→ PROBLEM DETAILS: Copy, in full, each line of the material that holds the word "image".

◆ ◆ ◆ ◆

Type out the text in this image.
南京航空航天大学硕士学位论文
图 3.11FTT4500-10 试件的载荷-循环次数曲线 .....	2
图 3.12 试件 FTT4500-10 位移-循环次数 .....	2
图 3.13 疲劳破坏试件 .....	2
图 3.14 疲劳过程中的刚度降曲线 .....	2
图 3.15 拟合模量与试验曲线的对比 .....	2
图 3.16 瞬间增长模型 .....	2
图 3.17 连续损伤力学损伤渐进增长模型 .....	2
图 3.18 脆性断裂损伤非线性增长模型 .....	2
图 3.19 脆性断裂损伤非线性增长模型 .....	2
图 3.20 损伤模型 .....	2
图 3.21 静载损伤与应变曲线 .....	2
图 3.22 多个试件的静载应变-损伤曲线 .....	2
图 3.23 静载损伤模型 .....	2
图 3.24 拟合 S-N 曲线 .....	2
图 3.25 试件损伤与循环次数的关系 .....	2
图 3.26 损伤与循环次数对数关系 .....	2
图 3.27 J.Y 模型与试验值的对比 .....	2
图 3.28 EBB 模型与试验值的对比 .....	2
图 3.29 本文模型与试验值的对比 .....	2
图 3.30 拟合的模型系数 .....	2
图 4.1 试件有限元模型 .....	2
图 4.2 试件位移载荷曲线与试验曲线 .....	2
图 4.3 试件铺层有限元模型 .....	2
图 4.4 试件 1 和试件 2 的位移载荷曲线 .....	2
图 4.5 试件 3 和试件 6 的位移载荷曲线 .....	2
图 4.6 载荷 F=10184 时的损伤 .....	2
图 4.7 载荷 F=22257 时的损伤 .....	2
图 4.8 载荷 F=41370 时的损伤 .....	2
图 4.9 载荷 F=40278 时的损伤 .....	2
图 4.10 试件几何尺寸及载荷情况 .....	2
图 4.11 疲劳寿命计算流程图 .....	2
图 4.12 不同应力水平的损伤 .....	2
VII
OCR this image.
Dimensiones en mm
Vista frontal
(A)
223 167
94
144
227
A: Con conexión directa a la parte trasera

◆ ◆ ◆ ◆

→ CORRECT ANSWER:
Type out the text in this image.
OCR this image.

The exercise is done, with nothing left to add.